▸ **Task details**:
Copy, word for word, the part of the data that starts with the line containing "candlestick bbox=[822, 222, 827, 249]" and ends with the line containing "candlestick bbox=[803, 207, 808, 251]", including both of those lines.

▸ **Given records**:
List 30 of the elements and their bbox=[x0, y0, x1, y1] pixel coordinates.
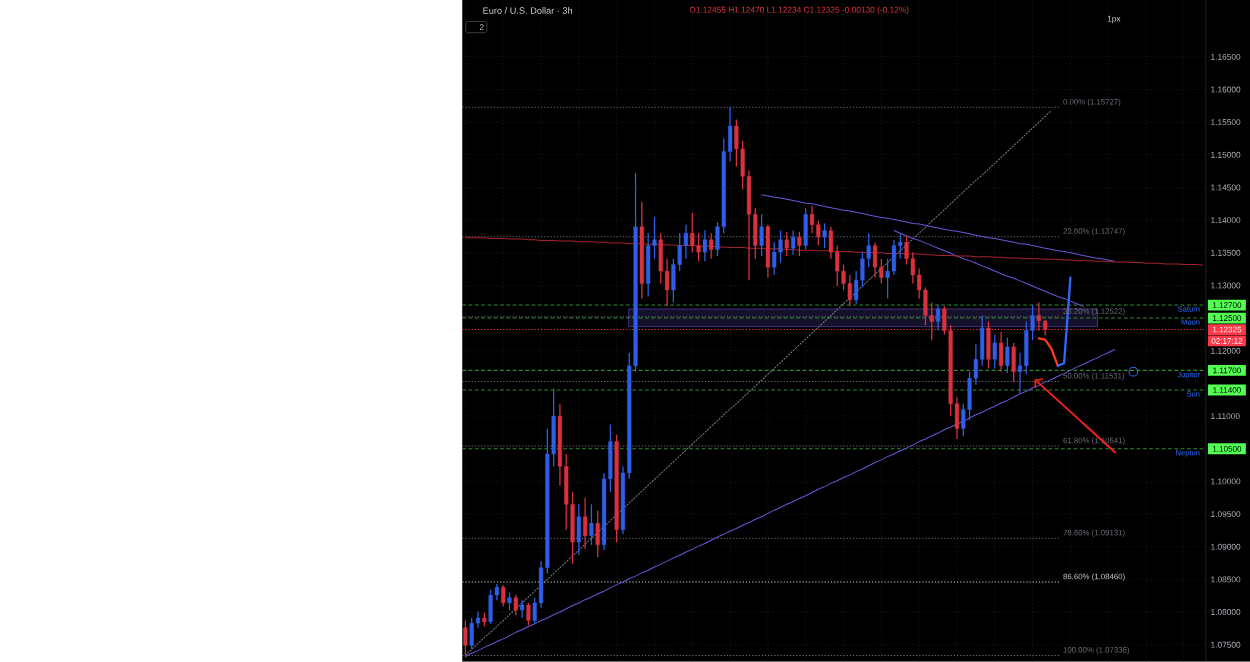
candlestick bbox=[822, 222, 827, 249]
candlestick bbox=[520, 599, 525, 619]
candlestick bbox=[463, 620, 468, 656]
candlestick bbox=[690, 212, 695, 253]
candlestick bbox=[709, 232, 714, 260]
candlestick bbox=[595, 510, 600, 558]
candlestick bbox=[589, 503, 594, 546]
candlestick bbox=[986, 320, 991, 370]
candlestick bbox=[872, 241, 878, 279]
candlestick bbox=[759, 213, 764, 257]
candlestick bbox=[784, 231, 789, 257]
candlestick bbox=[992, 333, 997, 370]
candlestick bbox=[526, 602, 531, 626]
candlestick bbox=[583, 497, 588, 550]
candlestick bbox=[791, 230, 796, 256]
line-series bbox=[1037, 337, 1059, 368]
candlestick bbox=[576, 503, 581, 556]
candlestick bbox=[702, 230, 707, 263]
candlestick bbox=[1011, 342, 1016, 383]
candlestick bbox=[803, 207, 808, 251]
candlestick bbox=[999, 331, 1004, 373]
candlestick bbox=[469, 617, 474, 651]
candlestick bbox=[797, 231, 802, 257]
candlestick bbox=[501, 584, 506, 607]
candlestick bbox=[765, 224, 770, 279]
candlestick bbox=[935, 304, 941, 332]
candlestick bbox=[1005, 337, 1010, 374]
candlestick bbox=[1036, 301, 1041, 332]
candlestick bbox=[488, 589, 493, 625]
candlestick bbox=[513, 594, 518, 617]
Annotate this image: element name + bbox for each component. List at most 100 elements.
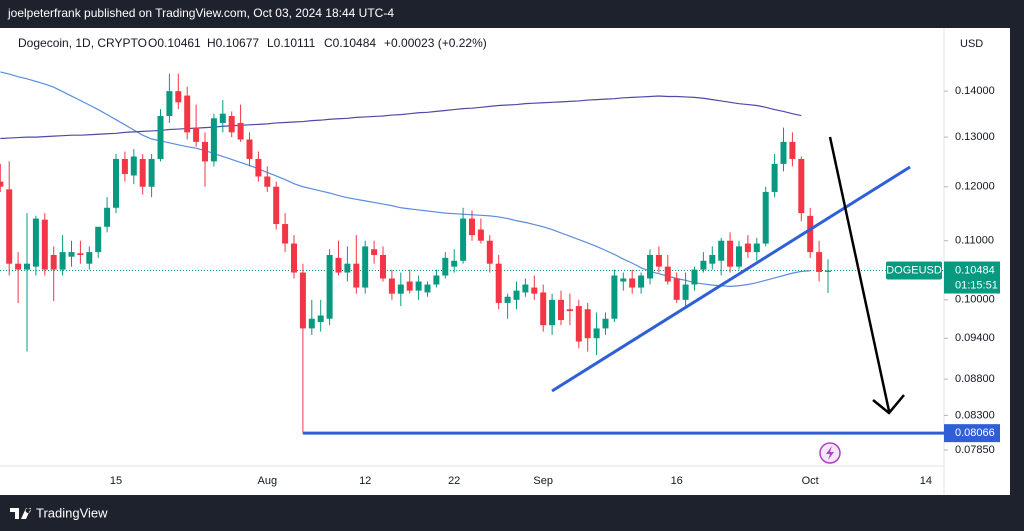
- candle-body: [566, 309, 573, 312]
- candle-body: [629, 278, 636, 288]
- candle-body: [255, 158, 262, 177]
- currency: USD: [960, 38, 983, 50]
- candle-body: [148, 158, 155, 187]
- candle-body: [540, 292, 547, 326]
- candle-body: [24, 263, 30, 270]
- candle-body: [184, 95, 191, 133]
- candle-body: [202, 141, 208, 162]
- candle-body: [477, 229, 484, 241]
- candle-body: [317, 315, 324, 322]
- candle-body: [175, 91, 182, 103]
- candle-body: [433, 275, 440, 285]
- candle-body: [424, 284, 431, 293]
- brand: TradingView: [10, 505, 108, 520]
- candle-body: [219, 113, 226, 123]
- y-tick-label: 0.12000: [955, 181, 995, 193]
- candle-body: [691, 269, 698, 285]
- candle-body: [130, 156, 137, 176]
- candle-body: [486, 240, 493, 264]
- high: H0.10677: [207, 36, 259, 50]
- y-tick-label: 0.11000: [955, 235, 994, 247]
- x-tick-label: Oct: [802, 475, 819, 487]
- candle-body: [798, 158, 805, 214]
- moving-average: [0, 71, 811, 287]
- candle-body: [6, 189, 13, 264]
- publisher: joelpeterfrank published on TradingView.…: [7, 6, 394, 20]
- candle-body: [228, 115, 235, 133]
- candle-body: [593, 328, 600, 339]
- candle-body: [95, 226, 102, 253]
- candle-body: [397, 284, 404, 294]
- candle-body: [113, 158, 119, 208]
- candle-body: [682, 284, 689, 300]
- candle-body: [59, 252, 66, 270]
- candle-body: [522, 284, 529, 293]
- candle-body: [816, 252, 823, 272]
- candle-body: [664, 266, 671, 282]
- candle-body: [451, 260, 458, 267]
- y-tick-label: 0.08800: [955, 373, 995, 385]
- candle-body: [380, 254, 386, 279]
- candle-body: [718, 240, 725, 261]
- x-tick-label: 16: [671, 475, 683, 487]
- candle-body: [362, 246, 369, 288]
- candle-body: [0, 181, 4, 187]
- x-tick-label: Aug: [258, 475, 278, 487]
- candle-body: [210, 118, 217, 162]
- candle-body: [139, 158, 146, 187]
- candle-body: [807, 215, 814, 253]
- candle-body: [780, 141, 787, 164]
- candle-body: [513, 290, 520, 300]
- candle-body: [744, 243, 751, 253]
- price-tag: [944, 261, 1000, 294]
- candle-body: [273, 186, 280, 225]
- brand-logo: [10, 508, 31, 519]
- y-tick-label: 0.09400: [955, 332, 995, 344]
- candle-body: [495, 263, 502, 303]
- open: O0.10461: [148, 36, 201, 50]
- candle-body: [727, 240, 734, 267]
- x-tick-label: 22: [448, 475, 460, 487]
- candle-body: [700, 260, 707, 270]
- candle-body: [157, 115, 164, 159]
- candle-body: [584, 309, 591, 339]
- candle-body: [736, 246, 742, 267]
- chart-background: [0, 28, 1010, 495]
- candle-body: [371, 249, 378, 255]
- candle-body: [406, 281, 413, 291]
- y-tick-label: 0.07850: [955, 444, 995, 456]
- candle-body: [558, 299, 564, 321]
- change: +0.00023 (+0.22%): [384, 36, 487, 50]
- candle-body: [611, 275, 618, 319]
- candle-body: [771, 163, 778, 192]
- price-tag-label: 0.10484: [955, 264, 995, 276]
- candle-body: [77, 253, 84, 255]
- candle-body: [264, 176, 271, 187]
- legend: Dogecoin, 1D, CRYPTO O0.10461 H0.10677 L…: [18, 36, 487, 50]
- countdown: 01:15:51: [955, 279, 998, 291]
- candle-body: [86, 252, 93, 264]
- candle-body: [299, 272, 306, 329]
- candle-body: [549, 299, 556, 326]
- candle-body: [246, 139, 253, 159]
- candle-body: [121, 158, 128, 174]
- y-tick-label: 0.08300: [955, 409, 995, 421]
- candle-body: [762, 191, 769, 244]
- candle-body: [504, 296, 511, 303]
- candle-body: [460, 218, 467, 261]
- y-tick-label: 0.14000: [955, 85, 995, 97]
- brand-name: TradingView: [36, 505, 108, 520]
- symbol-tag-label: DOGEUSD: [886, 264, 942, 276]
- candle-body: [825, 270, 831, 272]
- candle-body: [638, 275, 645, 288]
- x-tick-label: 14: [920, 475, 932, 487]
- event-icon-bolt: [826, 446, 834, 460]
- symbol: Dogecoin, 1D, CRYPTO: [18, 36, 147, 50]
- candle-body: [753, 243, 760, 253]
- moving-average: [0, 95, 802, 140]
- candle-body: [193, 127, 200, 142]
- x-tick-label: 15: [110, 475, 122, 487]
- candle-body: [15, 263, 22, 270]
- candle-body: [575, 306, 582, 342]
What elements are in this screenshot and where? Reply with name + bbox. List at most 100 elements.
--
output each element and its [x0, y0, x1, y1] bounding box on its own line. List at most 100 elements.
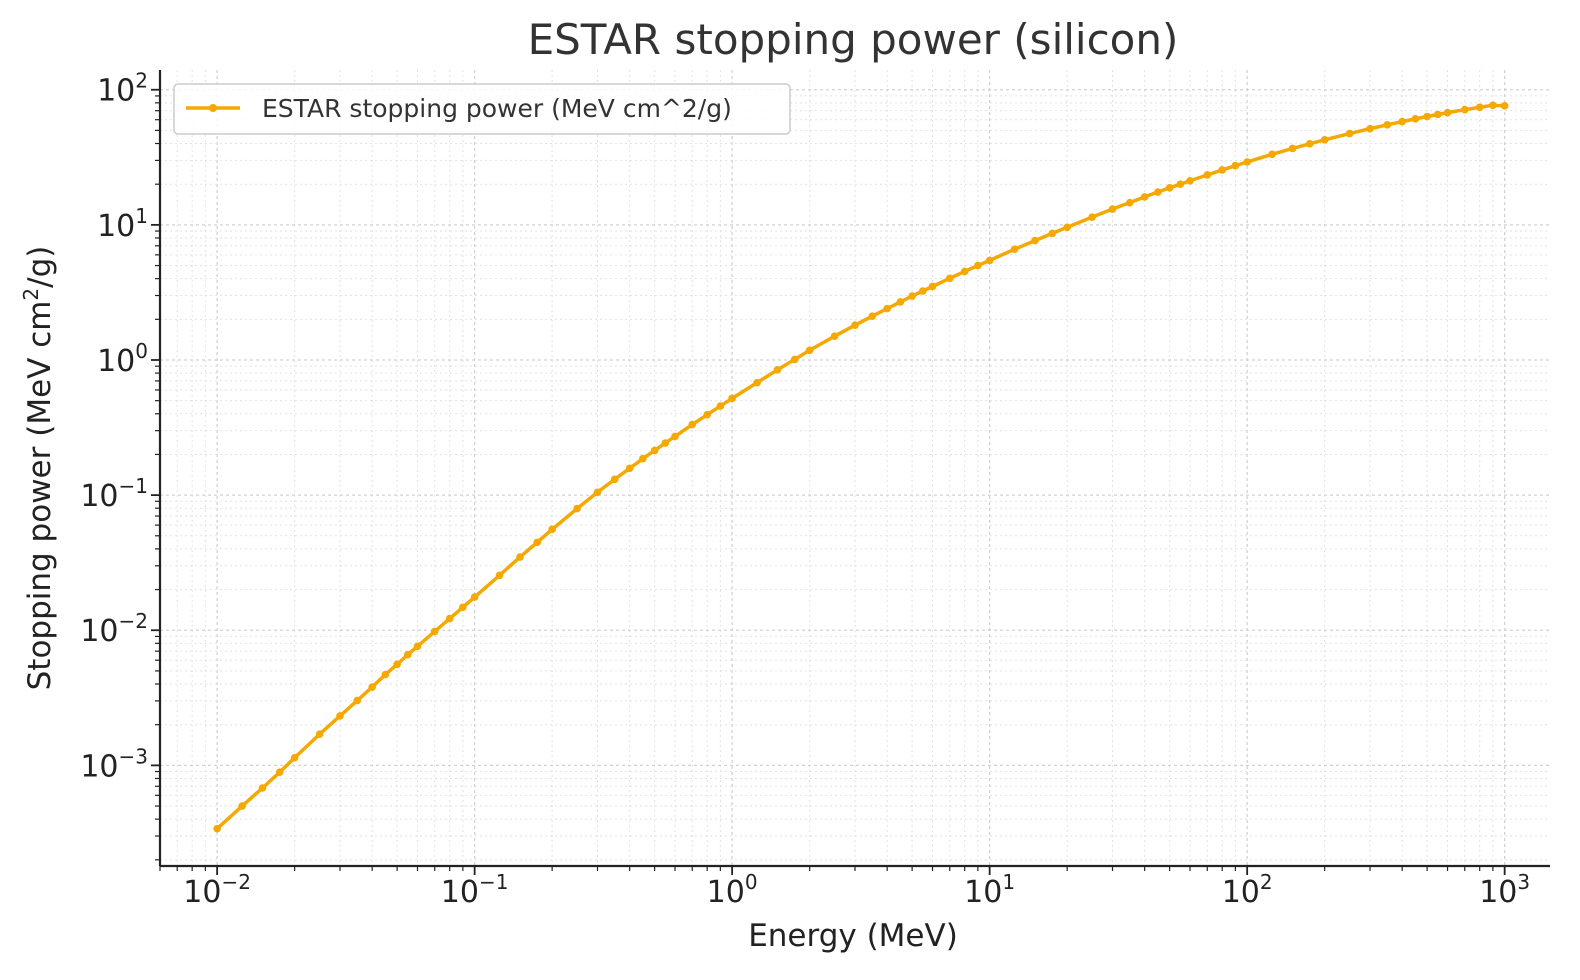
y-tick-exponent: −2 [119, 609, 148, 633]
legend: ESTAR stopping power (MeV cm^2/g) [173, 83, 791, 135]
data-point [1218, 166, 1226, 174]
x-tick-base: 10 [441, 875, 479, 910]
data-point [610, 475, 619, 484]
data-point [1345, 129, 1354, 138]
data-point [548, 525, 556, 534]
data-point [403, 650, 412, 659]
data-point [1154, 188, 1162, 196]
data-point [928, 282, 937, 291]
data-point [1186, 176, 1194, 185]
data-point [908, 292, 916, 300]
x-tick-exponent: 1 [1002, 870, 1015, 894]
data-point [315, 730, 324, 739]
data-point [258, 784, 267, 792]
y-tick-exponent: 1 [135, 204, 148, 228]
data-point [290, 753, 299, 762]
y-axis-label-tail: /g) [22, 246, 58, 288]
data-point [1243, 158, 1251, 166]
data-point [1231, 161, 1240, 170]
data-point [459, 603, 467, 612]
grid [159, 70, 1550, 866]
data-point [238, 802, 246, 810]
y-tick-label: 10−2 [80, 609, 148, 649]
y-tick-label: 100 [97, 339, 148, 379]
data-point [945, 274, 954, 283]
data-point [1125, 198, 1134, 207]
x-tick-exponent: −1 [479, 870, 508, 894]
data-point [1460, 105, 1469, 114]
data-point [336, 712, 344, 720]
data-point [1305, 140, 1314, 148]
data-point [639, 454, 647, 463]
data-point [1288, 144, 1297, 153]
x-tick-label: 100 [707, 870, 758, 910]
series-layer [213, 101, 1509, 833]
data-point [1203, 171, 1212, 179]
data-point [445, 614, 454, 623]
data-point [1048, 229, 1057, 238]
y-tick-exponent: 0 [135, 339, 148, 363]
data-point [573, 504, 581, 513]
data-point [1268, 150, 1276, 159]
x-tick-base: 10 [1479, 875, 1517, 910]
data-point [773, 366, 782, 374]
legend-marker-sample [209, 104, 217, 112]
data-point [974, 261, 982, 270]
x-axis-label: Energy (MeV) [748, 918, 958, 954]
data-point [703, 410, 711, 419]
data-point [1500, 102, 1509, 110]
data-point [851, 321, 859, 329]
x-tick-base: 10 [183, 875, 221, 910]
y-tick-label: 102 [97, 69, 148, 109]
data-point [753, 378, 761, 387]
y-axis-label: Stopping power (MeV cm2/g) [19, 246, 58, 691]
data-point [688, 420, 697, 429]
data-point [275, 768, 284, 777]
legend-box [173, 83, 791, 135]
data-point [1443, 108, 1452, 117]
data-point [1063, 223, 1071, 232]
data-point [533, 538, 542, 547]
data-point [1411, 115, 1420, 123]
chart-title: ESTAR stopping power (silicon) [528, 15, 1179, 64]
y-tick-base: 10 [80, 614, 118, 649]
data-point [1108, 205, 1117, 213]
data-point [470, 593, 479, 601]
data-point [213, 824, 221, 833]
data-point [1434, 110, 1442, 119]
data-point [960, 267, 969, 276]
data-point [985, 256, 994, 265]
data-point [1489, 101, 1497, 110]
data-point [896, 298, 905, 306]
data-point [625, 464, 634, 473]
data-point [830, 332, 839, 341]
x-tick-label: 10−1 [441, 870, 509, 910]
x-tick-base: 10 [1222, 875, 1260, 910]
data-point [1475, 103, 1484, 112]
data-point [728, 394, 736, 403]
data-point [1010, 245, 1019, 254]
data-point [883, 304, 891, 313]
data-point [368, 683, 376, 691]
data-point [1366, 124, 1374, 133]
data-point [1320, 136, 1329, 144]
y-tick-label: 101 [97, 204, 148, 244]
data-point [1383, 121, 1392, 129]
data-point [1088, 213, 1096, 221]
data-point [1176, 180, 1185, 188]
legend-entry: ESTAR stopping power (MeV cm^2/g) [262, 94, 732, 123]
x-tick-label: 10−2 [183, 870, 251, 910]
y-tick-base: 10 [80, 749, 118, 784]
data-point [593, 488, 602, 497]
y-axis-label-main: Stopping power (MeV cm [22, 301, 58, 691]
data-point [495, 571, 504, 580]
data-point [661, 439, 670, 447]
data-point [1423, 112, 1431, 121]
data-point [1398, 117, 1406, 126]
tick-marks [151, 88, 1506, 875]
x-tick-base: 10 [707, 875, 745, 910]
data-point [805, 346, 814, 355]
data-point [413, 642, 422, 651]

▸ **Correct answer**:
candlestick bbox=[822, 222, 827, 249]
candlestick bbox=[520, 599, 525, 619]
candlestick bbox=[463, 620, 468, 656]
candlestick bbox=[690, 212, 695, 253]
candlestick bbox=[709, 232, 714, 260]
candlestick bbox=[595, 510, 600, 558]
candlestick bbox=[589, 503, 594, 546]
candlestick bbox=[986, 320, 991, 370]
candlestick bbox=[872, 241, 878, 279]
candlestick bbox=[759, 213, 764, 257]
candlestick bbox=[784, 231, 789, 257]
candlestick bbox=[992, 333, 997, 370]
candlestick bbox=[526, 602, 531, 626]
candlestick bbox=[583, 497, 588, 550]
candlestick bbox=[791, 230, 796, 256]
line-series bbox=[1037, 337, 1059, 368]
candlestick bbox=[576, 503, 581, 556]
candlestick bbox=[702, 230, 707, 263]
candlestick bbox=[1011, 342, 1016, 383]
candlestick bbox=[803, 207, 808, 251]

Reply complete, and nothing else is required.